[Data entries]
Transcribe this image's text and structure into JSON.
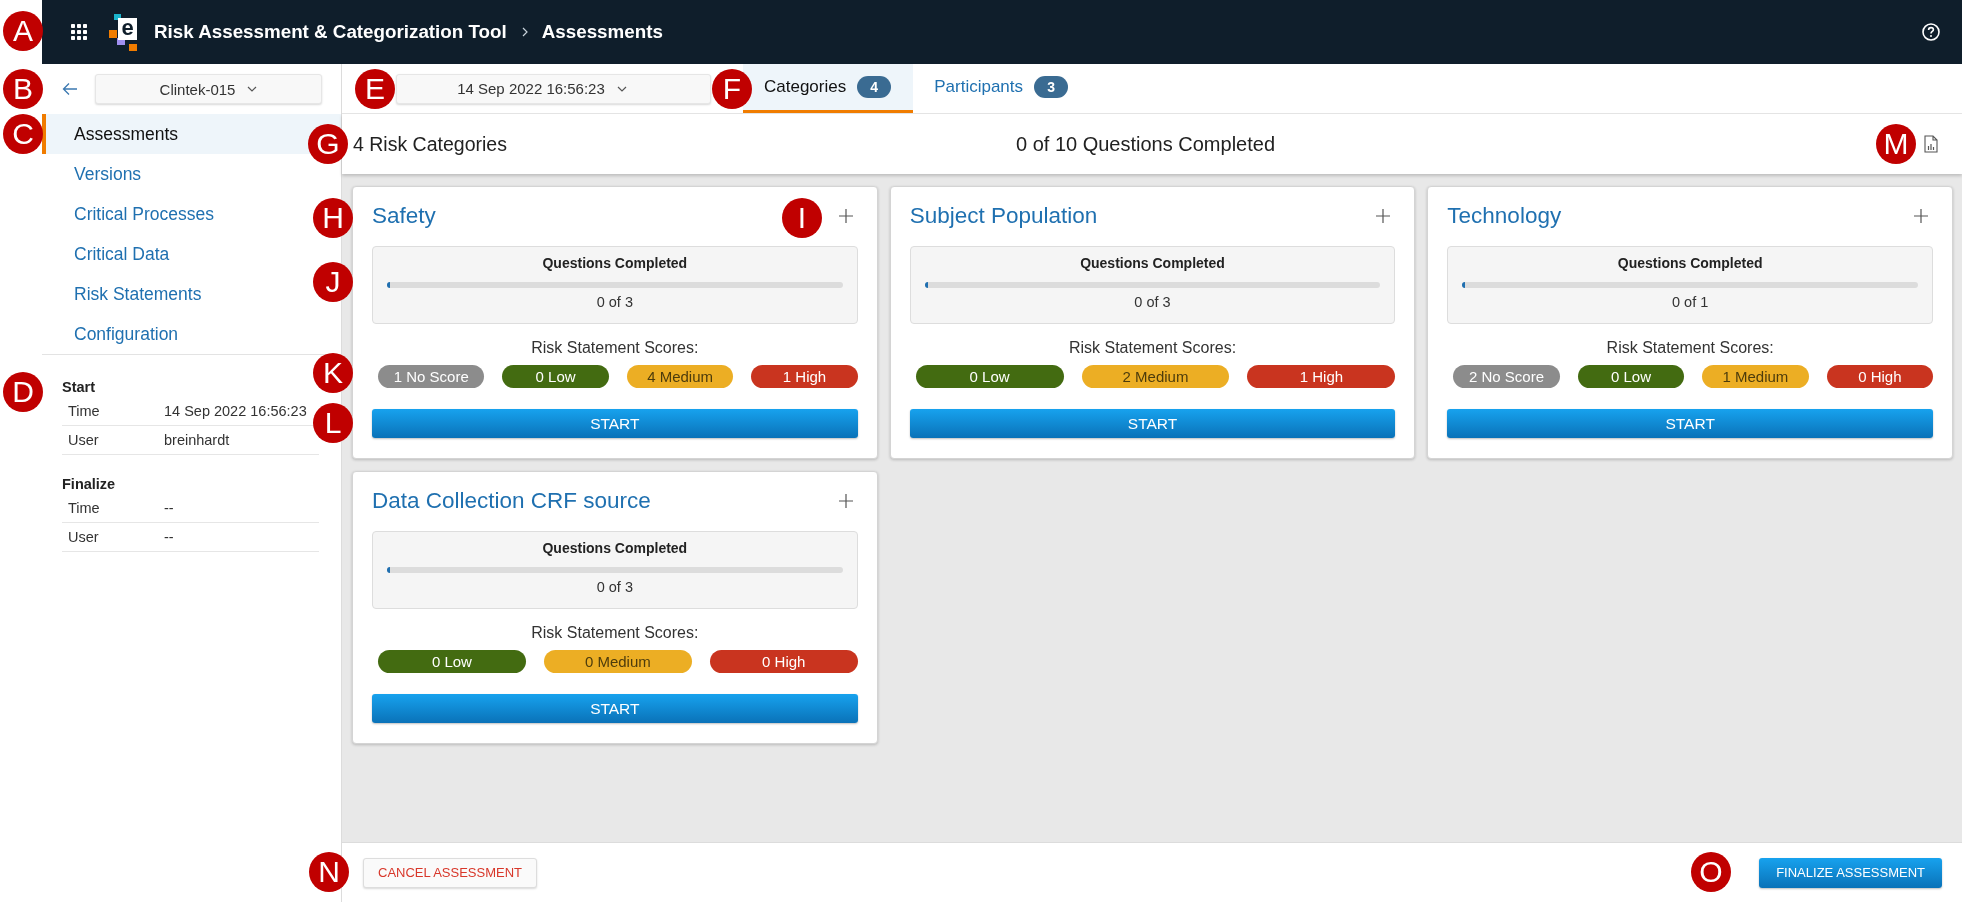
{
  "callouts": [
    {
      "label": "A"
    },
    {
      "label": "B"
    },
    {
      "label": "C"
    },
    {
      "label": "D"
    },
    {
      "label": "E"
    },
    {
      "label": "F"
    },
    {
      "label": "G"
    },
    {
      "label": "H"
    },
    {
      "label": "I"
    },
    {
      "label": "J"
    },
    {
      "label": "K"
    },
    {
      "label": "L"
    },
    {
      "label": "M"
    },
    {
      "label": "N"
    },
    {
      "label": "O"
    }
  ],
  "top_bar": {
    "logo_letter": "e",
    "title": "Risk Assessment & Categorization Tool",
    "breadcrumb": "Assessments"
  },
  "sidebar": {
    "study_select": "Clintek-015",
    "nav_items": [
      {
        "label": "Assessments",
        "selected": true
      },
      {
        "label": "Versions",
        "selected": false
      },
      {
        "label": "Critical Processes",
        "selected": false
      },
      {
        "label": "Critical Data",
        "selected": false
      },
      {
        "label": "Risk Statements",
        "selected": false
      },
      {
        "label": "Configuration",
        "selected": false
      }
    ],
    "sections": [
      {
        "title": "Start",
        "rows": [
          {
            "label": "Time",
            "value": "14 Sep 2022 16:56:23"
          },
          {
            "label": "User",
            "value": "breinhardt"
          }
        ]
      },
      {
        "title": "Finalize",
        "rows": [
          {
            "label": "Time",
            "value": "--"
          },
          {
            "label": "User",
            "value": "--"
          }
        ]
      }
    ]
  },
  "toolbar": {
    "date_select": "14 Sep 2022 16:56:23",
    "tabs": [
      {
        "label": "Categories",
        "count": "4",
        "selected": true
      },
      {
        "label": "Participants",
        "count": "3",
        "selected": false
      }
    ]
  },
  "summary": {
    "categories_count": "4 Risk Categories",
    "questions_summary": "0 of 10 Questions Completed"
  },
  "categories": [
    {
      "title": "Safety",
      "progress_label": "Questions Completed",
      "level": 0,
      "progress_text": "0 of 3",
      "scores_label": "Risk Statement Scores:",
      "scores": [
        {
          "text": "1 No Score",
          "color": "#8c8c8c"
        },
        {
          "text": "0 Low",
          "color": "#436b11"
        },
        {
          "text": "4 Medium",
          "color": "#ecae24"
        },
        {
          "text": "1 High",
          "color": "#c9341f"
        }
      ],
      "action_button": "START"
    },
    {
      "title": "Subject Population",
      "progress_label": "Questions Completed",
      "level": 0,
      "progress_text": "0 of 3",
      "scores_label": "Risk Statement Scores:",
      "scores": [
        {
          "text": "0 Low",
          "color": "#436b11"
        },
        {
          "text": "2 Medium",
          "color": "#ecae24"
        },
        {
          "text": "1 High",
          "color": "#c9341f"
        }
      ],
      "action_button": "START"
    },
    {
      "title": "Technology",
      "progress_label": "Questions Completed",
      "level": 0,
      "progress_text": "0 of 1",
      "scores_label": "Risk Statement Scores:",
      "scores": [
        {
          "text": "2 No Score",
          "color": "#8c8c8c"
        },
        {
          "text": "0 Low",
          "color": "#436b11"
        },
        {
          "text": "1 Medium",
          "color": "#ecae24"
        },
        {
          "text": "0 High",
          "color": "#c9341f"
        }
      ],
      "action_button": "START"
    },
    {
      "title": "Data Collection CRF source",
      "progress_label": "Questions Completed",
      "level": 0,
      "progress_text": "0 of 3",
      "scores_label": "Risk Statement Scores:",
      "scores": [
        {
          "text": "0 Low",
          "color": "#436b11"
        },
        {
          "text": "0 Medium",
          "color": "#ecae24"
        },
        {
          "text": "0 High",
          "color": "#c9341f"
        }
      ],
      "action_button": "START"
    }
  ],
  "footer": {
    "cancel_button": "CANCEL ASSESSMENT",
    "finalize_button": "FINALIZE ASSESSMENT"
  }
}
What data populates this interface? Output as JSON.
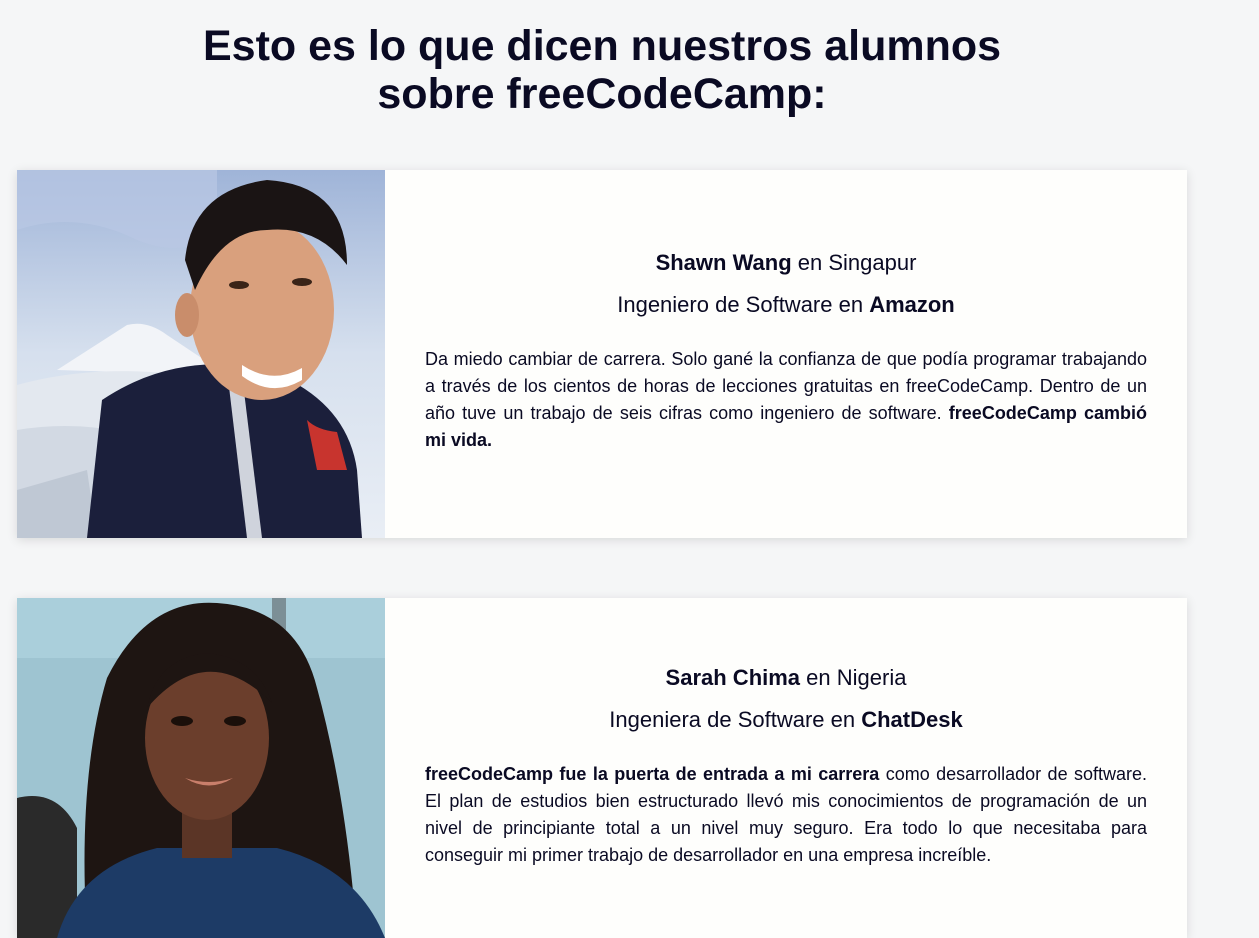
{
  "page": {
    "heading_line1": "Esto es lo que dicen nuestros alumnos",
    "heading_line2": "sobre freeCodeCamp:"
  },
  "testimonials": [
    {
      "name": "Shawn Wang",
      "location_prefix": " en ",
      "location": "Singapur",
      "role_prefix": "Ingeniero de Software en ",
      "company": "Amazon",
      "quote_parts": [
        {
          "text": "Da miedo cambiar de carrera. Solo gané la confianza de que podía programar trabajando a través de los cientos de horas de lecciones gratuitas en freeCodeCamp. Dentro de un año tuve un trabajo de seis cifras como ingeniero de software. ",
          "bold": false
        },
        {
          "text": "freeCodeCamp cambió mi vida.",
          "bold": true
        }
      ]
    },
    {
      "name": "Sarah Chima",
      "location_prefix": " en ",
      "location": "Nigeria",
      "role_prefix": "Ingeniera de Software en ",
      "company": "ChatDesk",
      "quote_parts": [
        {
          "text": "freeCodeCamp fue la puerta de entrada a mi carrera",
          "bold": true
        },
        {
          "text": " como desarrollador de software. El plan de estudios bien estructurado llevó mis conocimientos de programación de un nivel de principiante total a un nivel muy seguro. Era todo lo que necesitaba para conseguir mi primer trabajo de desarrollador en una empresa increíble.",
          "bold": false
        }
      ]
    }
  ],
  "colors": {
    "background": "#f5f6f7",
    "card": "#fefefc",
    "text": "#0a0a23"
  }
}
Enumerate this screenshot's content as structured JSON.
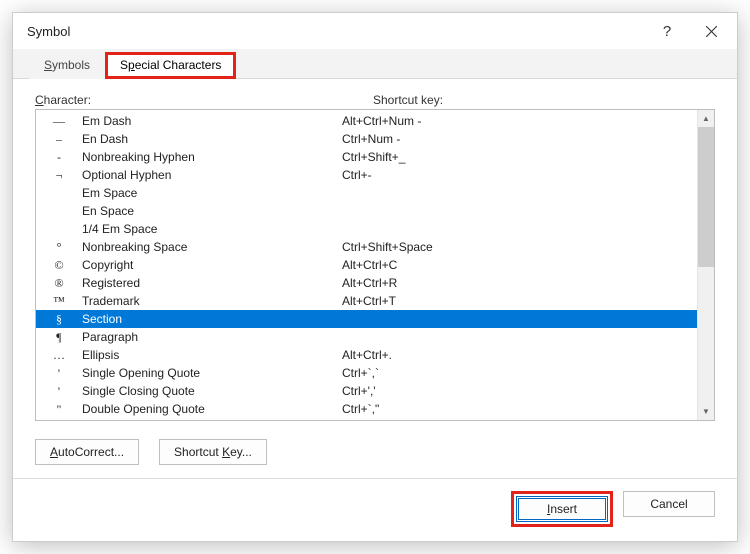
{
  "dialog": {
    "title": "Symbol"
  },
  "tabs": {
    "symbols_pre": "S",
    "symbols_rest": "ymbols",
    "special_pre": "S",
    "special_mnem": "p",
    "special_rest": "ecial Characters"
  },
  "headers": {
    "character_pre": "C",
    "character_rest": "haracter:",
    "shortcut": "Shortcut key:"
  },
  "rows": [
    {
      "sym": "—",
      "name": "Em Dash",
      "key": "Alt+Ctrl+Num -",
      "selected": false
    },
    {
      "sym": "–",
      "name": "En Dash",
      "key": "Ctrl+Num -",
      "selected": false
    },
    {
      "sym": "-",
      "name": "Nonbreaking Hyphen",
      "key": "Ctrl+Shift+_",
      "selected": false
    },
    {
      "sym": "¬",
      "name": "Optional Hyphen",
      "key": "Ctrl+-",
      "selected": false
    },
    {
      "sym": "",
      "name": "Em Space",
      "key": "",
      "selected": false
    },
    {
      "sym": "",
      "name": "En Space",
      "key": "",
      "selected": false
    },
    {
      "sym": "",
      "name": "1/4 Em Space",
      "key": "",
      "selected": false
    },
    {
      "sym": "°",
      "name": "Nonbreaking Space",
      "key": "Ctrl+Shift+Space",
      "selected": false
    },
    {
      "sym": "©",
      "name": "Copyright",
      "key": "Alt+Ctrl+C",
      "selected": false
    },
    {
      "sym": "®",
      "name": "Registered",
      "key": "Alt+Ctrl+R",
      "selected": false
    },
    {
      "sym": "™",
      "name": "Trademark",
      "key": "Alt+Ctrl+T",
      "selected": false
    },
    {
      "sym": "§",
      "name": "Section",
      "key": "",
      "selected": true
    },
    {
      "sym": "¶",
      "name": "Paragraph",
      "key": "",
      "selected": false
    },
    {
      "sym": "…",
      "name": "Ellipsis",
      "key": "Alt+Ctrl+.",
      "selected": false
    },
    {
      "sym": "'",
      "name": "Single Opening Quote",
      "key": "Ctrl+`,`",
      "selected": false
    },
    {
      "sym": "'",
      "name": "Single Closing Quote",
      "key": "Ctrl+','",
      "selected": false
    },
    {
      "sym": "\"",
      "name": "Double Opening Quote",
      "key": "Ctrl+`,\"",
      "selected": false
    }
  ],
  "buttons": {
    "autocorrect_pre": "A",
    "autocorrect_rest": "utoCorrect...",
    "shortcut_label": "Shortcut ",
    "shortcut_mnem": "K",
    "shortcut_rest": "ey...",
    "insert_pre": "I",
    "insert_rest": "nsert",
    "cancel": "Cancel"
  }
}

# GIVEN INSTRUCTION
Output the entries above exactly. Drop the pictures.

# ANSWER TO THE EXERCISE
Transcribe this image's text and structure into JSON.
{
  "callouts": [
    {
      "label": "A"
    },
    {
      "label": "B"
    },
    {
      "label": "C"
    },
    {
      "label": "D"
    },
    {
      "label": "E"
    },
    {
      "label": "F"
    },
    {
      "label": "G"
    },
    {
      "label": "H"
    },
    {
      "label": "I"
    },
    {
      "label": "J"
    },
    {
      "label": "K"
    },
    {
      "label": "L"
    },
    {
      "label": "M"
    },
    {
      "label": "N"
    },
    {
      "label": "O"
    }
  ],
  "top_bar": {
    "logo_letter": "e",
    "title": "Risk Assessment & Categorization Tool",
    "breadcrumb": "Assessments"
  },
  "sidebar": {
    "study_select": "Clintek-015",
    "nav_items": [
      {
        "label": "Assessments",
        "selected": true
      },
      {
        "label": "Versions",
        "selected": false
      },
      {
        "label": "Critical Processes",
        "selected": false
      },
      {
        "label": "Critical Data",
        "selected": false
      },
      {
        "label": "Risk Statements",
        "selected": false
      },
      {
        "label": "Configuration",
        "selected": false
      }
    ],
    "sections": [
      {
        "title": "Start",
        "rows": [
          {
            "label": "Time",
            "value": "14 Sep 2022 16:56:23"
          },
          {
            "label": "User",
            "value": "breinhardt"
          }
        ]
      },
      {
        "title": "Finalize",
        "rows": [
          {
            "label": "Time",
            "value": "--"
          },
          {
            "label": "User",
            "value": "--"
          }
        ]
      }
    ]
  },
  "toolbar": {
    "date_select": "14 Sep 2022 16:56:23",
    "tabs": [
      {
        "label": "Categories",
        "count": "4",
        "selected": true
      },
      {
        "label": "Participants",
        "count": "3",
        "selected": false
      }
    ]
  },
  "summary": {
    "categories_count": "4 Risk Categories",
    "questions_summary": "0 of 10 Questions Completed"
  },
  "categories": [
    {
      "title": "Safety",
      "progress_label": "Questions Completed",
      "level": 0,
      "progress_text": "0 of 3",
      "scores_label": "Risk Statement Scores:",
      "scores": [
        {
          "text": "1 No Score",
          "color": "#8c8c8c"
        },
        {
          "text": "0 Low",
          "color": "#436b11"
        },
        {
          "text": "4 Medium",
          "color": "#ecae24"
        },
        {
          "text": "1 High",
          "color": "#c9341f"
        }
      ],
      "action_button": "START"
    },
    {
      "title": "Subject Population",
      "progress_label": "Questions Completed",
      "level": 0,
      "progress_text": "0 of 3",
      "scores_label": "Risk Statement Scores:",
      "scores": [
        {
          "text": "0 Low",
          "color": "#436b11"
        },
        {
          "text": "2 Medium",
          "color": "#ecae24"
        },
        {
          "text": "1 High",
          "color": "#c9341f"
        }
      ],
      "action_button": "START"
    },
    {
      "title": "Technology",
      "progress_label": "Questions Completed",
      "level": 0,
      "progress_text": "0 of 1",
      "scores_label": "Risk Statement Scores:",
      "scores": [
        {
          "text": "2 No Score",
          "color": "#8c8c8c"
        },
        {
          "text": "0 Low",
          "color": "#436b11"
        },
        {
          "text": "1 Medium",
          "color": "#ecae24"
        },
        {
          "text": "0 High",
          "color": "#c9341f"
        }
      ],
      "action_button": "START"
    },
    {
      "title": "Data Collection CRF source",
      "progress_label": "Questions Completed",
      "level": 0,
      "progress_text": "0 of 3",
      "scores_label": "Risk Statement Scores:",
      "scores": [
        {
          "text": "0 Low",
          "color": "#436b11"
        },
        {
          "text": "0 Medium",
          "color": "#ecae24"
        },
        {
          "text": "0 High",
          "color": "#c9341f"
        }
      ],
      "action_button": "START"
    }
  ],
  "footer": {
    "cancel_button": "CANCEL ASSESSMENT",
    "finalize_button": "FINALIZE ASSESSMENT"
  }
}
What data populates this interface? Output as JSON.
{
  "page": {
    "heading_line1": "Esto es lo que dicen nuestros alumnos",
    "heading_line2": "sobre freeCodeCamp:"
  },
  "testimonials": [
    {
      "name": "Shawn Wang",
      "location_prefix": " en ",
      "location": "Singapur",
      "role_prefix": "Ingeniero de Software en ",
      "company": "Amazon",
      "quote_parts": [
        {
          "text": "Da miedo cambiar de carrera. Solo gané la confianza de que podía programar trabajando a través de los cientos de horas de lecciones gratuitas en freeCodeCamp. Dentro de un año tuve un trabajo de seis cifras como ingeniero de software. ",
          "bold": false
        },
        {
          "text": "freeCodeCamp cambió mi vida.",
          "bold": true
        }
      ]
    },
    {
      "name": "Sarah Chima",
      "location_prefix": " en ",
      "location": "Nigeria",
      "role_prefix": "Ingeniera de Software en ",
      "company": "ChatDesk",
      "quote_parts": [
        {
          "text": "freeCodeCamp fue la puerta de entrada a mi carrera",
          "bold": true
        },
        {
          "text": " como desarrollador de software. El plan de estudios bien estructurado llevó mis conocimientos de programación de un nivel de principiante total a un nivel muy seguro. Era todo lo que necesitaba para conseguir mi primer trabajo de desarrollador en una empresa increíble.",
          "bold": false
        }
      ]
    }
  ],
  "colors": {
    "background": "#f5f6f7",
    "card": "#fefefc",
    "text": "#0a0a23"
  }
}
Enumerate this screenshot's content as structured JSON.
{
  "dialog": {
    "title": "Symbol"
  },
  "tabs": {
    "symbols_pre": "S",
    "symbols_rest": "ymbols",
    "special_pre": "S",
    "special_mnem": "p",
    "special_rest": "ecial Characters"
  },
  "headers": {
    "character_pre": "C",
    "character_rest": "haracter:",
    "shortcut": "Shortcut key:"
  },
  "rows": [
    {
      "sym": "—",
      "name": "Em Dash",
      "key": "Alt+Ctrl+Num -",
      "selected": false
    },
    {
      "sym": "–",
      "name": "En Dash",
      "key": "Ctrl+Num -",
      "selected": false
    },
    {
      "sym": "-",
      "name": "Nonbreaking Hyphen",
      "key": "Ctrl+Shift+_",
      "selected": false
    },
    {
      "sym": "¬",
      "name": "Optional Hyphen",
      "key": "Ctrl+-",
      "selected": false
    },
    {
      "sym": "",
      "name": "Em Space",
      "key": "",
      "selected": false
    },
    {
      "sym": "",
      "name": "En Space",
      "key": "",
      "selected": false
    },
    {
      "sym": "",
      "name": "1/4 Em Space",
      "key": "",
      "selected": false
    },
    {
      "sym": "°",
      "name": "Nonbreaking Space",
      "key": "Ctrl+Shift+Space",
      "selected": false
    },
    {
      "sym": "©",
      "name": "Copyright",
      "key": "Alt+Ctrl+C",
      "selected": false
    },
    {
      "sym": "®",
      "name": "Registered",
      "key": "Alt+Ctrl+R",
      "selected": false
    },
    {
      "sym": "™",
      "name": "Trademark",
      "key": "Alt+Ctrl+T",
      "selected": false
    },
    {
      "sym": "§",
      "name": "Section",
      "key": "",
      "selected": true
    },
    {
      "sym": "¶",
      "name": "Paragraph",
      "key": "",
      "selected": false
    },
    {
      "sym": "…",
      "name": "Ellipsis",
      "key": "Alt+Ctrl+.",
      "selected": false
    },
    {
      "sym": "'",
      "name": "Single Opening Quote",
      "key": "Ctrl+`,`",
      "selected": false
    },
    {
      "sym": "'",
      "name": "Single Closing Quote",
      "key": "Ctrl+','",
      "selected": false
    },
    {
      "sym": "\"",
      "name": "Double Opening Quote",
      "key": "Ctrl+`,\"",
      "selected": false
    }
  ],
  "buttons": {
    "autocorrect_pre": "A",
    "autocorrect_rest": "utoCorrect...",
    "shortcut_label": "Shortcut ",
    "shortcut_mnem": "K",
    "shortcut_rest": "ey...",
    "insert_pre": "I",
    "insert_rest": "nsert",
    "cancel": "Cancel"
  }
}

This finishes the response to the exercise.